==== Data provided ====

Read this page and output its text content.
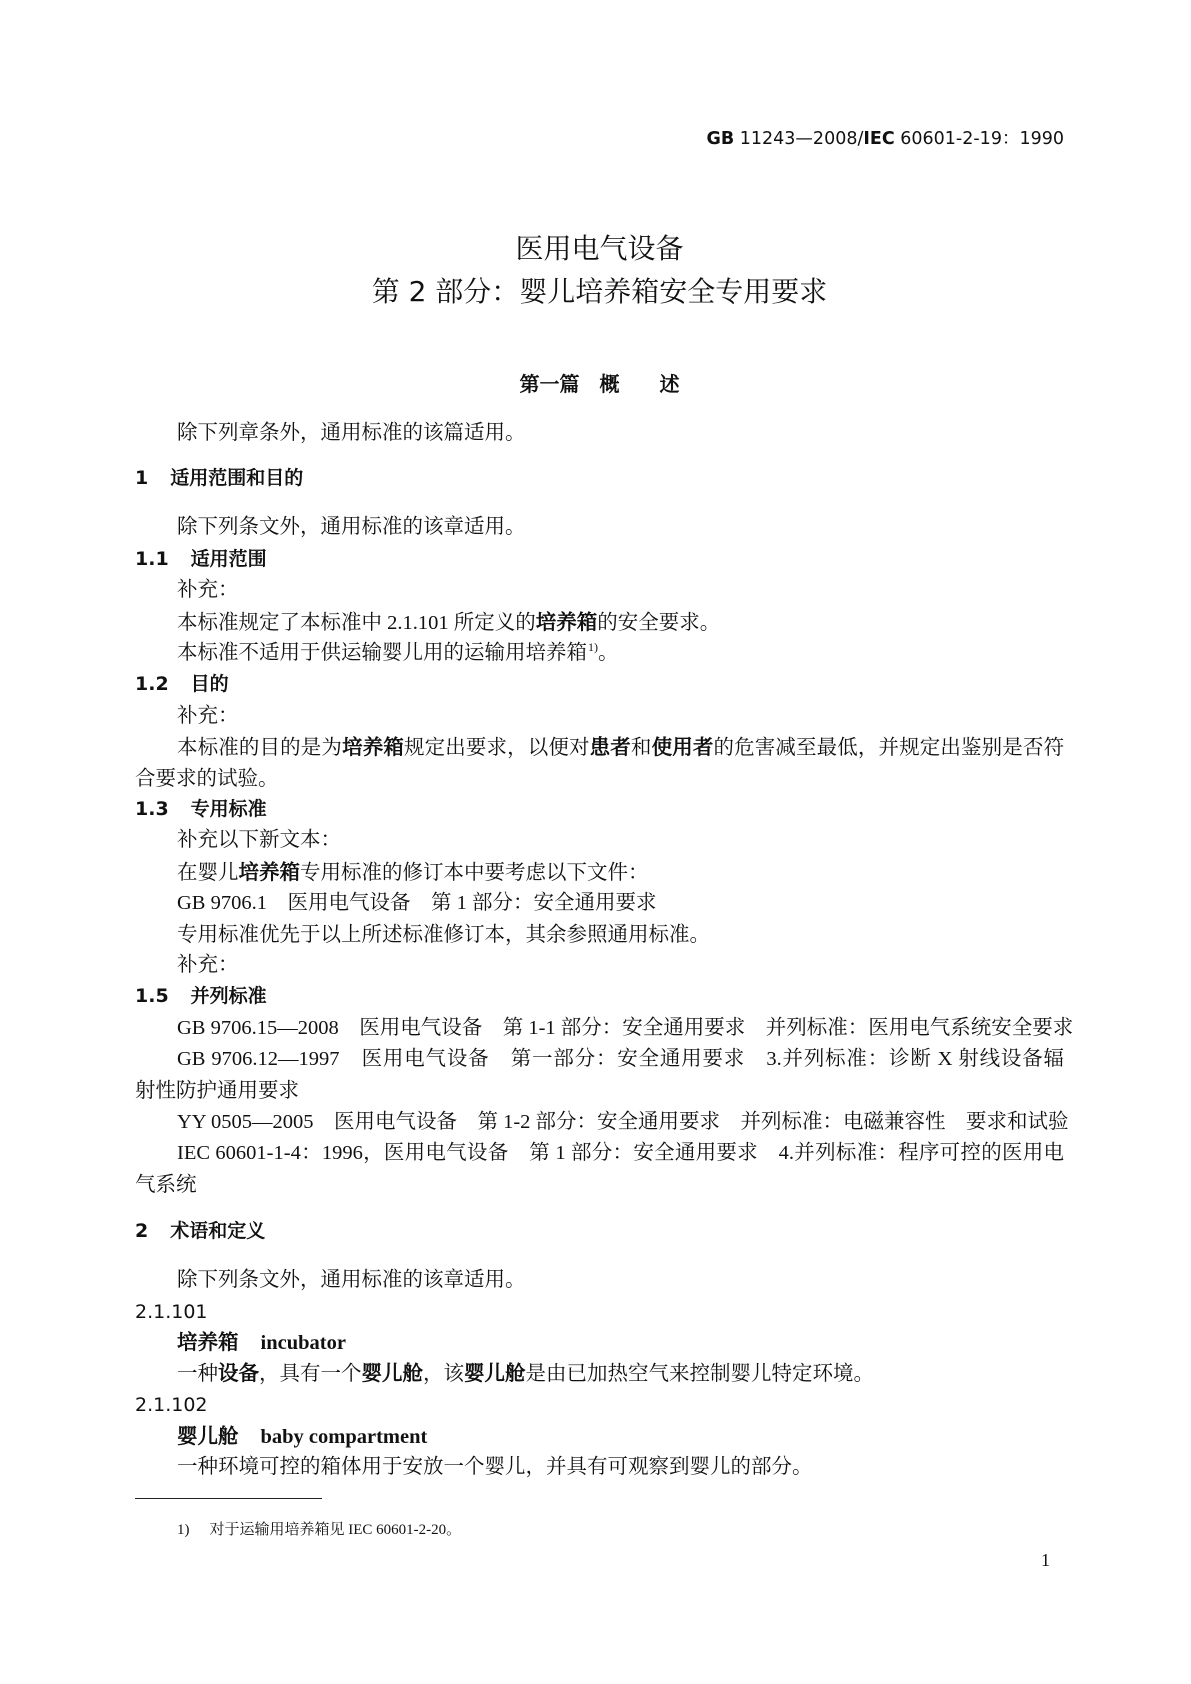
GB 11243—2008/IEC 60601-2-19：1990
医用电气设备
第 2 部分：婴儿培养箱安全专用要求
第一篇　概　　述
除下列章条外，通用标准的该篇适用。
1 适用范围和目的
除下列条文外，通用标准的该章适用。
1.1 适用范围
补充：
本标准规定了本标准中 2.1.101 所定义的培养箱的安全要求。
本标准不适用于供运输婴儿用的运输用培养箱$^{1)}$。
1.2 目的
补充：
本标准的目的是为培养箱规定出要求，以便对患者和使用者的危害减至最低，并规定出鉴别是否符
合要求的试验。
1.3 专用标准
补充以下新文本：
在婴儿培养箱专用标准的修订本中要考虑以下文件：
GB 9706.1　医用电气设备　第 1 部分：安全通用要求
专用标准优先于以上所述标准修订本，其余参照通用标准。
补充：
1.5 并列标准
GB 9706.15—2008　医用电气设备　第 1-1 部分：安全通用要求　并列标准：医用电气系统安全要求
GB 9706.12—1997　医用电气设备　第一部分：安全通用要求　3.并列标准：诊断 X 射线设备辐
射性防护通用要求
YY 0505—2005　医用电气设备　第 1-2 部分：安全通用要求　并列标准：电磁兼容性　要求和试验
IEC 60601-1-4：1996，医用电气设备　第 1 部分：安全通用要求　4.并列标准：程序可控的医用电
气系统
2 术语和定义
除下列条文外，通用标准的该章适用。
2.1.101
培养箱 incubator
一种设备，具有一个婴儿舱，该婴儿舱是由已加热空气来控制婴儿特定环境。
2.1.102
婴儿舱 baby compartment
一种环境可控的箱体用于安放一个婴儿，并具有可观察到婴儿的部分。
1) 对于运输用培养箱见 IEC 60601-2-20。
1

====
==== Data provided ====

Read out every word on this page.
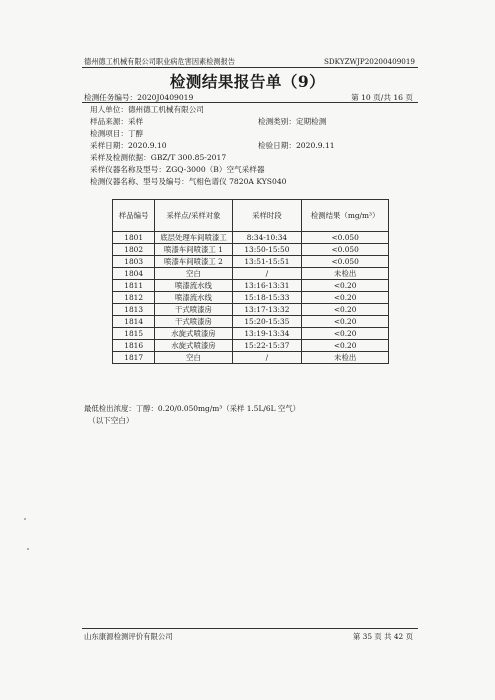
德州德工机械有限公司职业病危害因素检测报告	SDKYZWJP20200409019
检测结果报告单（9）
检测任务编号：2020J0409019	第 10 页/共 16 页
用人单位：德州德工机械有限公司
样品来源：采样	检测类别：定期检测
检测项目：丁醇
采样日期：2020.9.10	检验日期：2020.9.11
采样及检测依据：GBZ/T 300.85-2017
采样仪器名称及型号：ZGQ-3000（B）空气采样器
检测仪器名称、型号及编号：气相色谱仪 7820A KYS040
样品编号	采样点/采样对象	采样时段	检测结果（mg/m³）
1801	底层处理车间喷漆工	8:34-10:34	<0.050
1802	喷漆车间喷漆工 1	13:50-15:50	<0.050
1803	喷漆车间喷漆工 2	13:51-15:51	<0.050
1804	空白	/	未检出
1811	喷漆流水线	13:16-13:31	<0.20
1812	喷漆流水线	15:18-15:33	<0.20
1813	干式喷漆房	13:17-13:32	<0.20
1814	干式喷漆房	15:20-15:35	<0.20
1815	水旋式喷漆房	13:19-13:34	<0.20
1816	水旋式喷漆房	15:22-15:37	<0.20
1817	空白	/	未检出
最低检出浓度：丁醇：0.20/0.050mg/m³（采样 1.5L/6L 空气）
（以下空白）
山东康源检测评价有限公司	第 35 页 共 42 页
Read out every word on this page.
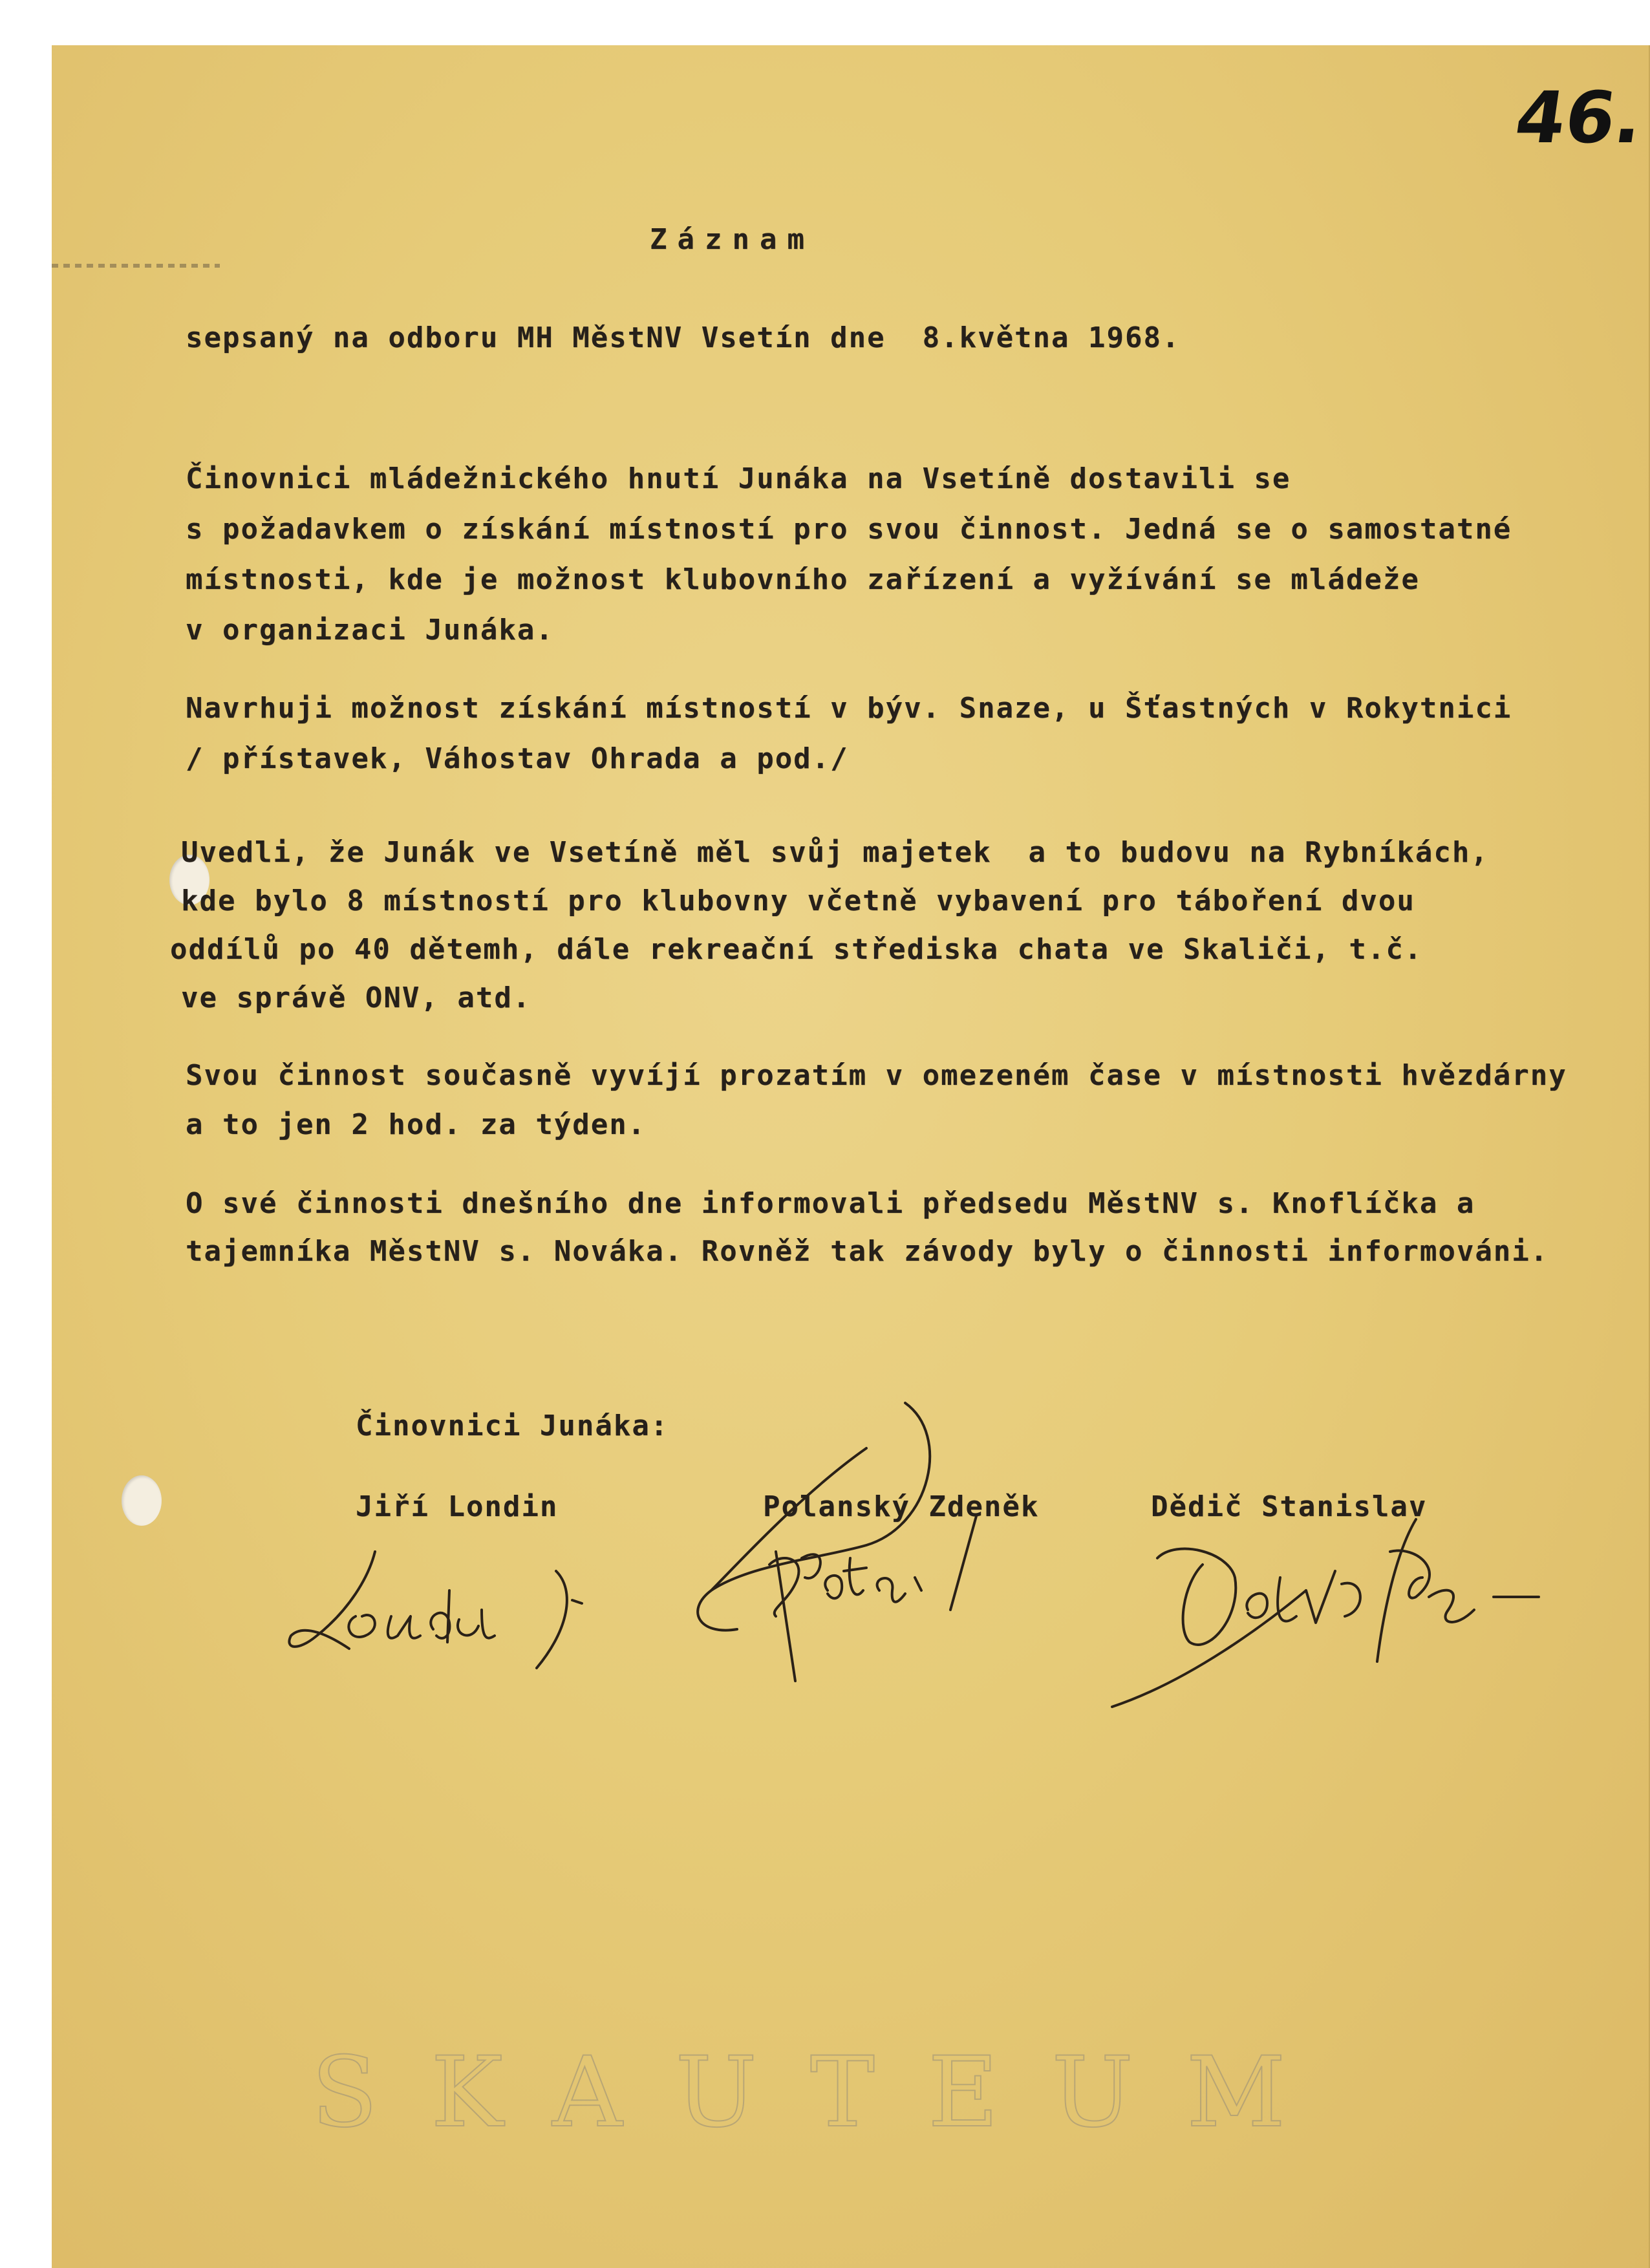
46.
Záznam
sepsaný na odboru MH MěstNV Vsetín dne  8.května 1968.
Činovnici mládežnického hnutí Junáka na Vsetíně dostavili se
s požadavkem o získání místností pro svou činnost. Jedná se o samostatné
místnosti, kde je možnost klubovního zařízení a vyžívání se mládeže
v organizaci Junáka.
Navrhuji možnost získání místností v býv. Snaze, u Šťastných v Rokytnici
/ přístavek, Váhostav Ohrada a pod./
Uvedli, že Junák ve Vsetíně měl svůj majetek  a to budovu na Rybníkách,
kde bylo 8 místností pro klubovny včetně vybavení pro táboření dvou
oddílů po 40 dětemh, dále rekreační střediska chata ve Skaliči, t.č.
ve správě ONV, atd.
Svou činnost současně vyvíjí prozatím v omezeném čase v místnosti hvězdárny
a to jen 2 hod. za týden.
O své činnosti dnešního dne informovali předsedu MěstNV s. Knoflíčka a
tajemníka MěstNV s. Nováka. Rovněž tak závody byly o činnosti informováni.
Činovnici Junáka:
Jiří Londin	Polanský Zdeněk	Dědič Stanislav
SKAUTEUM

====

### To do:
Within the material above, find the lines that contain the word "možnost"; copy them.

### Reply:
místnosti, kde je možnost klubovního zařízení a vyžívání se mládeže
Navrhuji možnost získání místností v býv. Snaze, u Šťastných v Rokytnici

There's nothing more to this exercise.